[A block of data]
----
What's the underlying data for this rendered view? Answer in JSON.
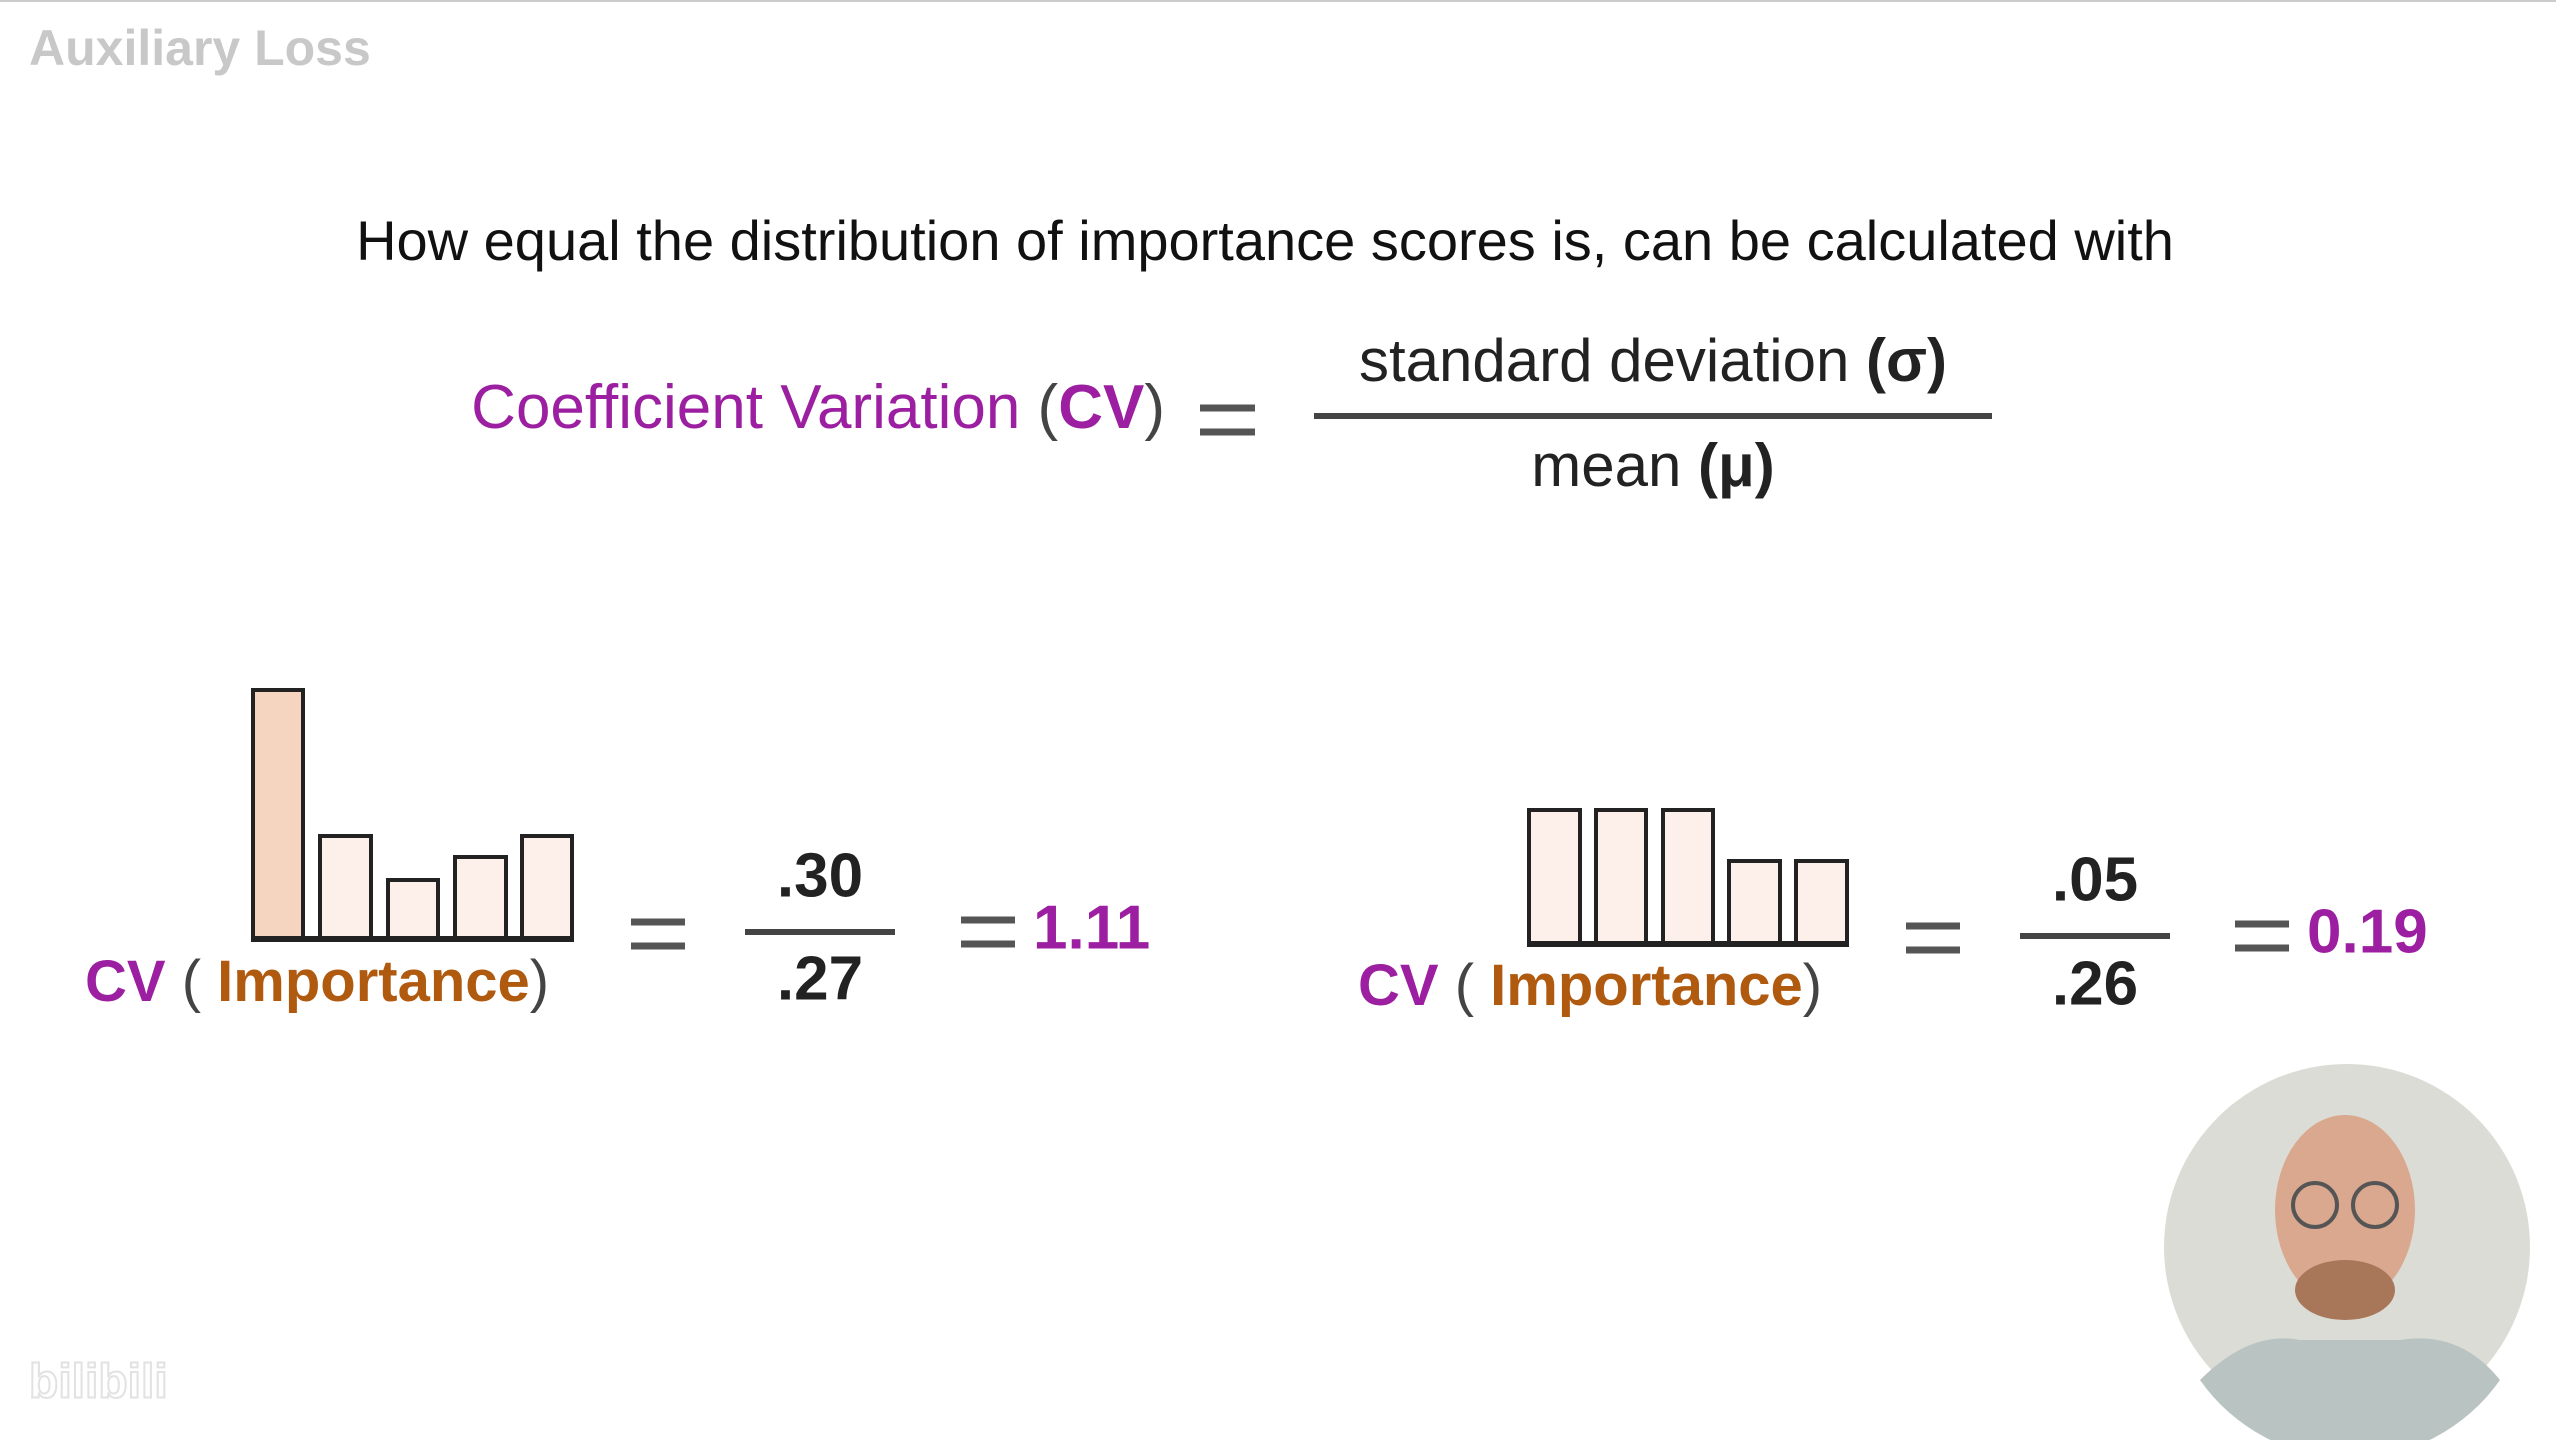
{
  "header": {
    "title": "Auxiliary Loss"
  },
  "intro": "How equal the distribution of importance scores is, can be calculated with",
  "formula": {
    "lhs": "Coefficient Variation",
    "lhs_open": "(",
    "lhs_abbr": "CV",
    "lhs_close": ")",
    "numerator": "standard deviation",
    "numerator_symbol": "(σ)",
    "denominator": "mean",
    "denominator_symbol": "(μ)"
  },
  "examples": [
    {
      "label": "CV",
      "open": "(",
      "argument": "Importance",
      "close": ")",
      "numerator": ".30",
      "denominator": ".27",
      "result": "1.11"
    },
    {
      "label": "CV",
      "open": "(",
      "argument": "Importance",
      "close": ")",
      "numerator": ".05",
      "denominator": ".26",
      "result": "0.19"
    }
  ],
  "watermark": "bilibili"
}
----
Without including any pictures, reproduce the listing exactly.

What's the underlying data for this rendered view? Answer in JSON.
{
  "header": {
    "title": "Auxiliary Loss"
  },
  "intro": "How equal the distribution of importance scores is, can be calculated with",
  "formula": {
    "lhs": "Coefficient Variation",
    "lhs_open": "(",
    "lhs_abbr": "CV",
    "lhs_close": ")",
    "numerator": "standard deviation",
    "numerator_symbol": "(σ)",
    "denominator": "mean",
    "denominator_symbol": "(μ)"
  },
  "examples": [
    {
      "label": "CV",
      "open": "(",
      "argument": "Importance",
      "close": ")",
      "numerator": ".30",
      "denominator": ".27",
      "result": "1.11"
    },
    {
      "label": "CV",
      "open": "(",
      "argument": "Importance",
      "close": ")",
      "numerator": ".05",
      "denominator": ".26",
      "result": "0.19"
    }
  ],
  "watermark": "bilibili"
}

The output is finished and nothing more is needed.